--- start ---
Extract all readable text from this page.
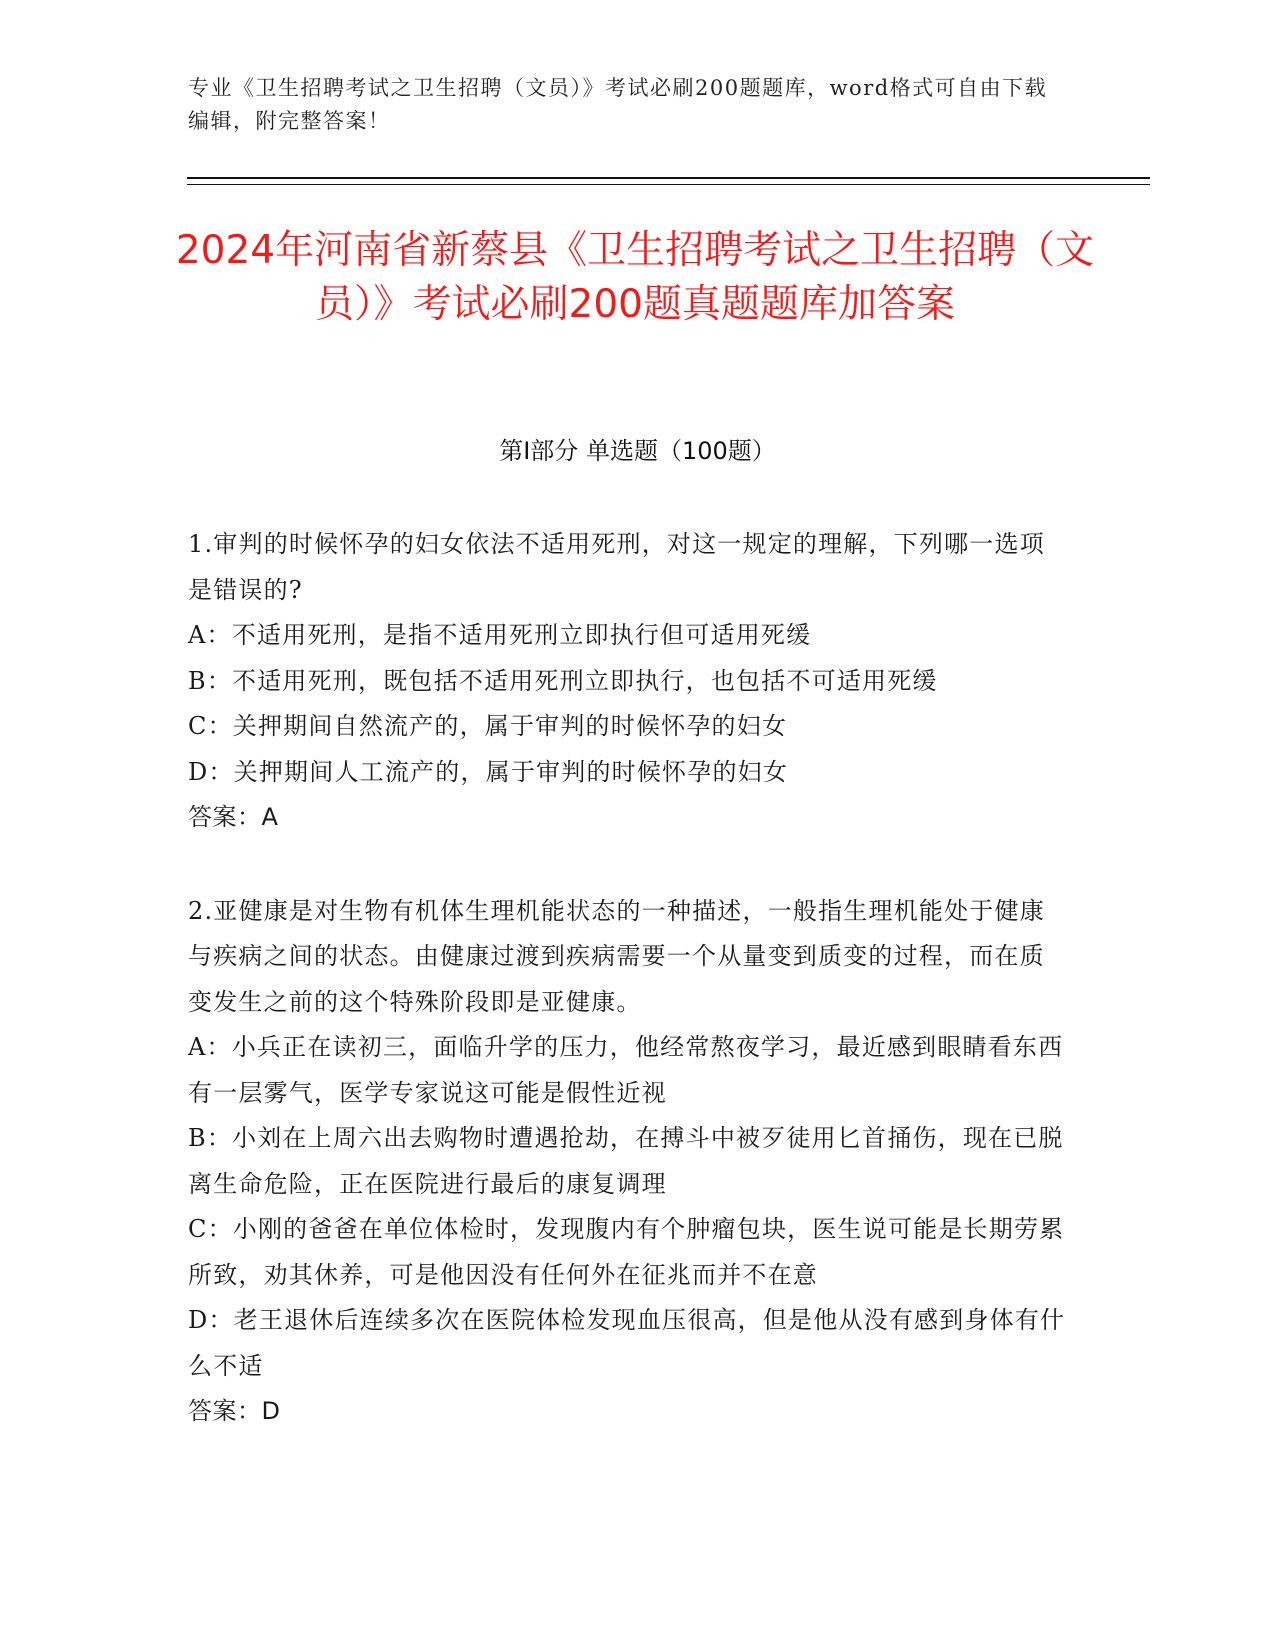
专业《卫生招聘考试之卫生招聘（文员）》考试必刷200题题库，word格式可自由下载编辑，附完整答案！
2024年河南省新蔡县《卫生招聘考试之卫生招聘（文员）》考试必刷200题真题题库加答案
第I部分 单选题（100题）
1.审判的时候怀孕的妇女依法不适用死刑，对这一规定的理解，下列哪一选项是错误的?
A：不适用死刑，是指不适用死刑立即执行但可适用死缓
B：不适用死刑，既包括不适用死刑立即执行，也包括不可适用死缓
C：关押期间自然流产的，属于审判的时候怀孕的妇女
D：关押期间人工流产的，属于审判的时候怀孕的妇女
答案：A
2.亚健康是对生物有机体生理机能状态的一种描述，一般指生理机能处于健康与疾病之间的状态。由健康过渡到疾病需要一个从量变到质变的过程，而在质变发生之前的这个特殊阶段即是亚健康。
A：小兵正在读初三，面临升学的压力，他经常熬夜学习，最近感到眼睛看东西有一层雾气，医学专家说这可能是假性近视
B：小刘在上周六出去购物时遭遇抢劫，在搏斗中被歹徒用匕首捅伤，现在已脱离生命危险，正在医院进行最后的康复调理
C：小刚的爸爸在单位体检时，发现腹内有个肿瘤包块，医生说可能是长期劳累所致，劝其休养，可是他因没有任何外在征兆而并不在意
D：老王退休后连续多次在医院体检发现血压很高，但是他从没有感到身体有什么不适
答案：D
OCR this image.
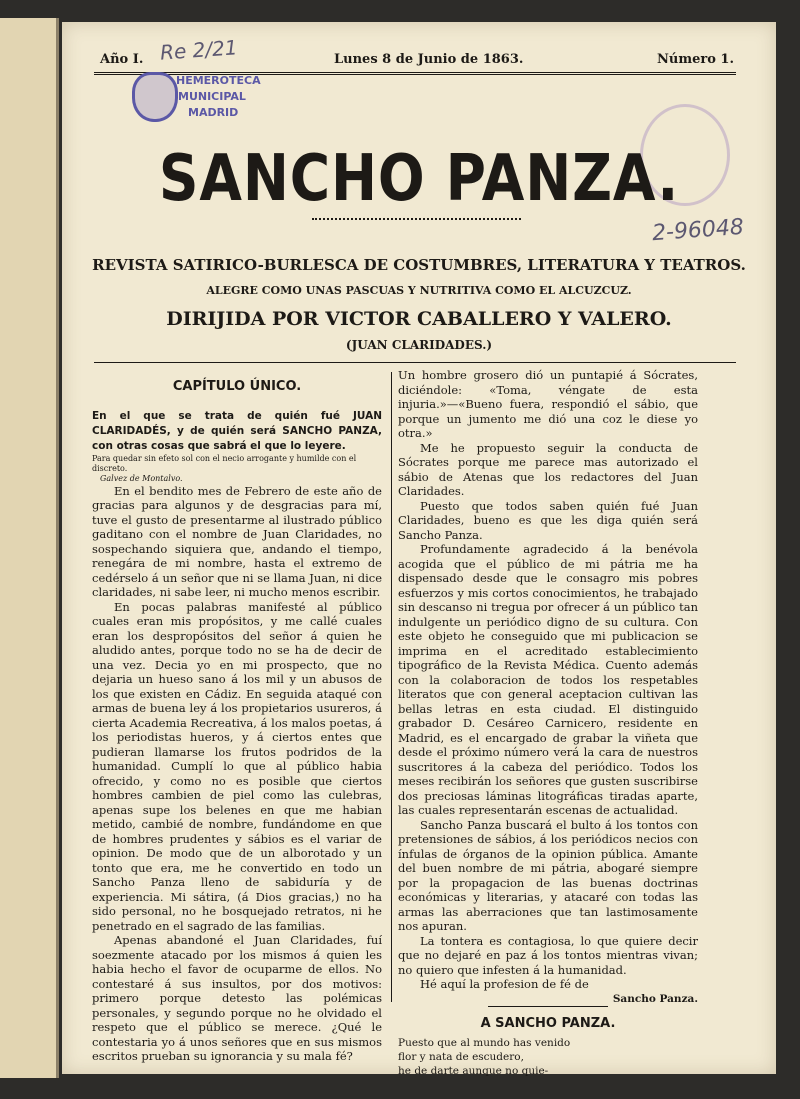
Año I.	Lunes 8 de Junio de 1863.	Número 1.
Re 2/21
2-96048
HEMEROTECA
MUNICIPAL
MADRID
SANCHO PANZA.
REVISTA SATIRICO-BURLESCA DE COSTUMBRES, LITERATURA Y TEATROS.
ALEGRE COMO UNAS PASCUAS Y NUTRITIVA COMO EL ALCUZCUZ.
DIRIJIDA POR VICTOR CABALLERO Y VALERO.
(JUAN CLARIDADES.)
CAPÍTULO ÚNICO.

En el que se trata de quién fué JUAN CLARIDADÉS, y de quién será SANCHO PANZA, con otras cosas que sabrá el que lo leyere.

Para quedar sin efeto sol con el necio arrogante y humilde con el discreto.
Galvez de Montalvo.

En el bendito mes de Febrero de este año de gracias para algunos y de desgracias para mí, tuve el gusto de presentarme al ilustrado público gaditano con el nombre de Juan Claridades, no sospechando siquiera que, andando el tiempo, renegára de mi nombre, hasta el extremo de cedérselo á un señor que ni se llama Juan, ni dice claridades, ni sabe leer, ni mucho menos escribir.

En pocas palabras manifesté al público cuales eran mis propósitos, y me callé cuales eran los despropósitos del señor á quien he aludido antes, porque todo no se ha de decir de una vez. Decia yo en mi prospecto, que no dejaria un hueso sano á los mil y un abusos de los que existen en Cádiz. En seguida ataqué con armas de buena ley á los propietarios usureros, á cierta Academia Recreativa, á los malos poetas, á los periodistas hueros, y á ciertos entes que pudieran llamarse los frutos podridos de la humanidad. Cumplí lo que al público habia ofrecido, y como no es posible que ciertos hombres cambien de piel como las culebras, apenas supe los belenes en que me habian metido, cambié de nombre, fundándome en que de hombres prudentes y sábios es el variar de opinion. De modo que de un alborotado y un tonto que era, me he convertido en todo un Sancho Panza lleno de sabiduría y de experiencia. Mi sátira, (á Dios gracias,) no ha sido personal, no he bosquejado retratos, ni he penetrado en el sagrado de las familias.

Apenas abandoné el Juan Claridades, fuí soezmente atacado por los mismos á quien les habia hecho el favor de ocuparme de ellos. No contestaré á sus insultos, por dos motivos: primero porque detesto las polémicas personales, y segundo porque no he olvidado el respeto que el público se merece. ¿Qué le contestaria yo á unos señores que en sus mismos escritos prueban su ignorancia y su mala fé?

Un hombre grosero dió un puntapié á Sócrates, diciéndole: «Toma, véngate de esta injuria.»—«Bueno fuera, respondió el sábio, que porque un jumento me dió una coz le diese yo otra.»

Me he propuesto seguir la conducta de Sócrates porque me parece mas autorizado el sábio de Atenas que los redactores del Juan Claridades.

Puesto que todos saben quién fué Juan Claridades, bueno es que les diga quién será Sancho Panza.

Profundamente agradecido á la benévola acogida que el público de mi pátria me ha dispensado desde que le consagro mis pobres esfuerzos y mis cortos conocimientos, he trabajado sin descanso ni tregua por ofrecer á un público tan indulgente un periódico digno de su cultura. Con este objeto he conseguido que mi publicacion se imprima en el acreditado establecimiento tipográfico de la Revista Médica. Cuento además con la colaboracion de todos los respetables literatos que con general aceptacion cultivan las bellas letras en esta ciudad. El distinguido grabador D. Cesáreo Carnicero, residente en Madrid, es el encargado de grabar la viñeta que desde el próximo número verá la cara de nuestros suscritores á la cabeza del periódico. Todos los meses recibirán los señores que gusten suscribirse dos preciosas láminas litográficas tiradas aparte, las cuales representarán escenas de actualidad.

Sancho Panza buscará el bulto á los tontos con pretensiones de sábios, á los periódicos necios con ínfulas de órganos de la opinion pública. Amante del buen nombre de mi pátria, abogaré siempre por la propagacion de las buenas doctrinas económicas y literarias, y atacaré con todas las armas las aberraciones que tan lastimosamente nos apuran.

La tontera es contagiosa, lo que quiere decir que no dejaré en paz á los tontos mientras vivan; no quiero que infesten á la humanidad.

Hé aquí la profesion de fé de

Sancho Panza.

A SANCHO PANZA.

Puesto que al mundo has venido
flor y nata de escudero,
he de darte aunque no quie-
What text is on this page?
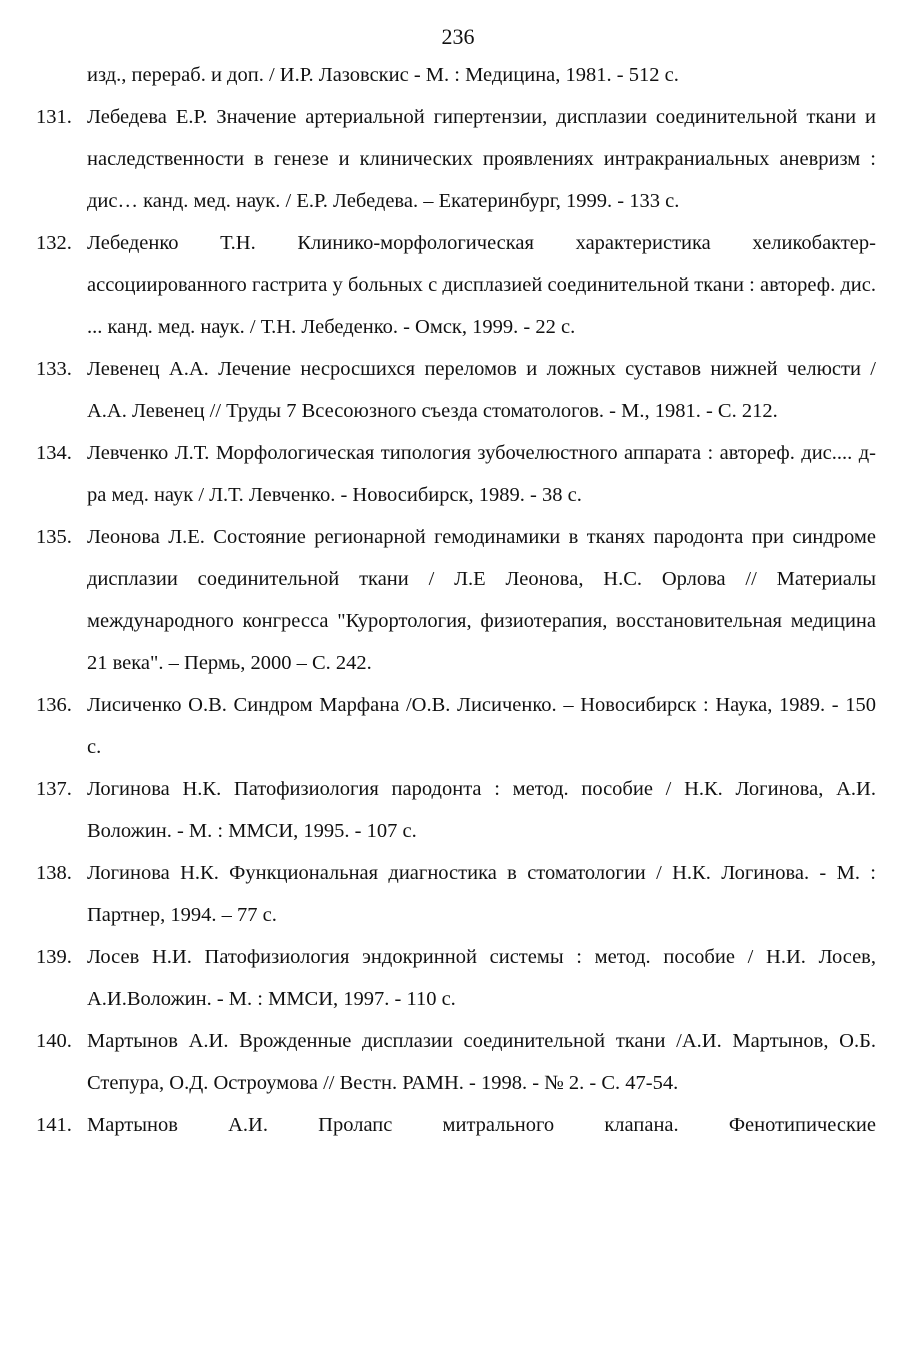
236
изд., перераб. и доп. / И.Р. Лазовскис - М. : Медицина, 1981. - 512 с.
131. Лебедева Е.Р. Значение артериальной гипертензии, дисплазии соединительной ткани и наследственности в генезе и клинических проявлениях интракраниальных аневризм : дис… канд. мед. наук. / Е.Р. Лебедева. – Екатеринбург, 1999. - 133 с.
132. Лебеденко Т.Н. Клинико-морфологическая характеристика хеликобактер-ассоциированного гастрита у больных с дисплазией соединительной ткани : автореф. дис. ... канд. мед. наук. / Т.Н. Лебеденко. - Омск, 1999. - 22 с.
133. Левенец А.А. Лечение несросшихся переломов и ложных суставов нижней челюсти / А.А. Левенец // Труды 7 Всесоюзного съезда стоматологов. - М., 1981. - С. 212.
134. Левченко Л.Т. Морфологическая типология зубочелюстного аппарата : автореф. дис.... д-ра мед. наук / Л.Т. Левченко. - Новосибирск, 1989. - 38 с.
135. Леонова Л.Е. Состояние регионарной гемодинамики в тканях пародонта при синдроме дисплазии соединительной ткани / Л.Е Леонова, Н.С. Орлова // Материалы международного конгресса "Курортология, физиотерапия, восстановительная медицина 21 века". – Пермь, 2000 – С. 242.
136. Лисиченко О.В. Синдром Марфана /О.В. Лисиченко. – Новосибирск : Наука, 1989. - 150 с.
137. Логинова Н.К. Патофизиология пародонта : метод. пособие / Н.К. Логинова, А.И. Воложин. - М. : ММСИ, 1995. - 107 с.
138. Логинова Н.К. Функциональная диагностика в стоматологии / Н.К. Логинова. - М. : Партнер, 1994. – 77 с.
139. Лосев Н.И. Патофизиология эндокринной системы : метод. пособие / Н.И. Лосев, А.И.Воложин. - М. : ММСИ, 1997. - 110 с.
140. Мартынов А.И. Врожденные дисплазии соединительной ткани /А.И. Мартынов, О.Б. Степура, О.Д. Остроумова // Вестн. РАМН. - 1998. - № 2. - С. 47-54.
141. Мартынов А.И. Пролапс митрального клапана. Фенотипические
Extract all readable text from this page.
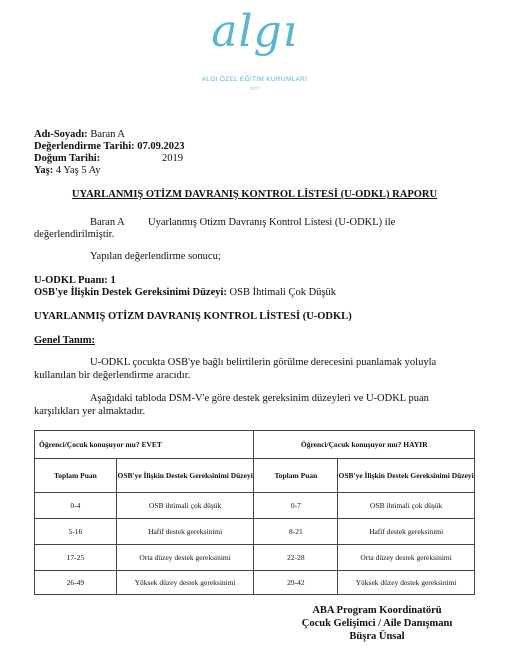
algı
ALGI ÖZEL EĞİTİM KURUMLARI
2007
Adı-Soyadı: Baran A
Değerlendirme Tarihi: 07.09.2023
Doğum Tarihi:	2019
Yaş: 4 Yaş 5 Ay
UYARLANMIŞ OTİZM DAVRANIŞ KONTROL LİSTESİ (U-ODKL) RAPORU
Baran A Uyarlanmış Otizm Davranış Kontrol Listesi (U-ODKL) ile
değerlendirilmiştir.
Yapılan değerlendirme sonucu;
U-ODKL Puanı: 1
OSB'ye İlişkin Destek Gereksinimi Düzeyi: OSB İhtimali Çok Düşük
UYARLANMIŞ OTİZM DAVRANIŞ KONTROL LİSTESİ (U-ODKL)
Genel Tanım:
U-ODKL çocukta OSB'ye bağlı belirtilerin görülme derecesini puanlamak yoluyla
kullanılan bir değerlendirme aracıdır.
Aşağıdaki tabloda DSM-V'e göre destek gereksinim düzeyleri ve U-ODKL puan
karşılıkları yer almaktadır.
Öğrenci/Çocuk konuşuyor mu? EVET		Öğrenci/Çocuk konuşuyor mu? HAYIR	
Toplam Puan	OSB'ye İlişkin Destek Gereksinimi Düzeyi	Toplam Puan	OSB'ye İlişkin Destek Gereksinimi Düzeyi
0-4	OSB ihtimali çok düşük	0-7	OSB ihtimali çok düşük
5-16	Hafif destek gereksinimi	8-21	Hafif destek gereksinimi
17-25	Orta düzey destek gereksinimi	22-28	Orta düzey destek gereksinimi
26-49	Yüksek düzey destek gereksinimi	29-42	Yüksek düzey destek gereksinimi
ABA Program Koordinatörü
Çocuk Gelişimci / Aile Danışmanı
Büşra Ünsal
--- end ---
> _WHAT TO DO_:
Pull every line containing the word "卫生招聘考试之卫生招聘" out of the material.

> _FINISHED EXERCISE_:
专业《卫生招聘考试之卫生招聘（文员）》考试必刷200题题库，word格式可自由下载编辑，附完整答案！
2024年河南省新蔡县《卫生招聘考试之卫生招聘（文员）》考试必刷200题真题题库加答案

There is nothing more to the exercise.